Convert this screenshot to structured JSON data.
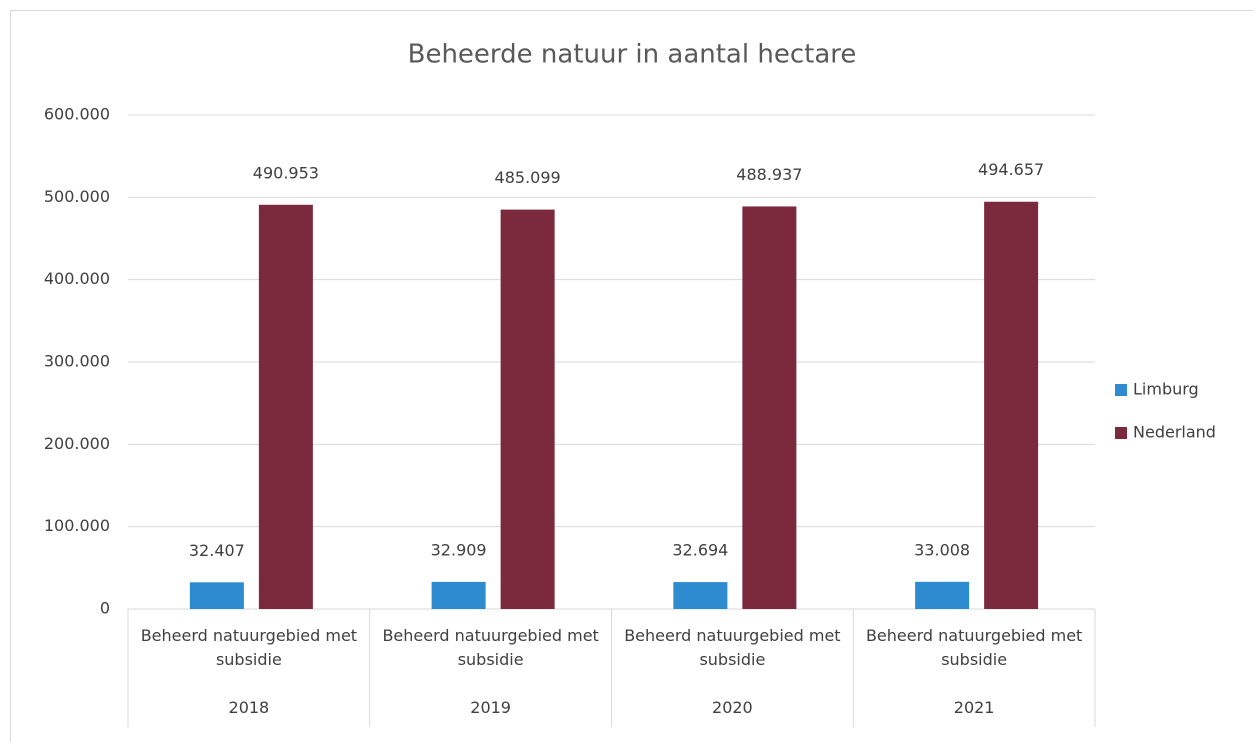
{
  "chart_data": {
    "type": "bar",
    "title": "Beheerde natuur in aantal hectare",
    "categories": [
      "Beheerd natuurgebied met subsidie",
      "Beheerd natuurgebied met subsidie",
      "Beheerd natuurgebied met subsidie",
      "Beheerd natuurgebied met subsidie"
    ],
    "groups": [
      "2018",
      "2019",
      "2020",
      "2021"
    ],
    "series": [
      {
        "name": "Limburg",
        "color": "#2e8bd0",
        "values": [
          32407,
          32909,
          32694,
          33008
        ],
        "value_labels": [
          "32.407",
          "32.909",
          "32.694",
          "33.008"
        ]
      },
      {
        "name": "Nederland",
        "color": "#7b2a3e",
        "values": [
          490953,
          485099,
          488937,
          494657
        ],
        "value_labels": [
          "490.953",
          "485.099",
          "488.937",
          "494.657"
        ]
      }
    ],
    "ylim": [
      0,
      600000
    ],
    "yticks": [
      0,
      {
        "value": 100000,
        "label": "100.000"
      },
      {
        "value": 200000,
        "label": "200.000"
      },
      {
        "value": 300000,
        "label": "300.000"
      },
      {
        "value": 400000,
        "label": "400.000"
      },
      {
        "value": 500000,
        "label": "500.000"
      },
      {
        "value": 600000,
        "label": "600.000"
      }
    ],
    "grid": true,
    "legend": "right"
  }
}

• **Goal**: Reproduce every record word for word. The copy must contain no pictures.

• **Correct output**:
Convert this screenshot to structured JSON data.
{
  "chart_data": {
    "type": "bar",
    "title": "Beheerde natuur in aantal hectare",
    "categories": [
      "Beheerd natuurgebied met subsidie",
      "Beheerd natuurgebied met subsidie",
      "Beheerd natuurgebied met subsidie",
      "Beheerd natuurgebied met subsidie"
    ],
    "groups": [
      "2018",
      "2019",
      "2020",
      "2021"
    ],
    "series": [
      {
        "name": "Limburg",
        "color": "#2e8bd0",
        "values": [
          32407,
          32909,
          32694,
          33008
        ],
        "value_labels": [
          "32.407",
          "32.909",
          "32.694",
          "33.008"
        ]
      },
      {
        "name": "Nederland",
        "color": "#7b2a3e",
        "values": [
          490953,
          485099,
          488937,
          494657
        ],
        "value_labels": [
          "490.953",
          "485.099",
          "488.937",
          "494.657"
        ]
      }
    ],
    "ylim": [
      0,
      600000
    ],
    "yticks": [
      0,
      {
        "value": 100000,
        "label": "100.000"
      },
      {
        "value": 200000,
        "label": "200.000"
      },
      {
        "value": 300000,
        "label": "300.000"
      },
      {
        "value": 400000,
        "label": "400.000"
      },
      {
        "value": 500000,
        "label": "500.000"
      },
      {
        "value": 600000,
        "label": "600.000"
      }
    ],
    "grid": true,
    "legend": "right"
  }
}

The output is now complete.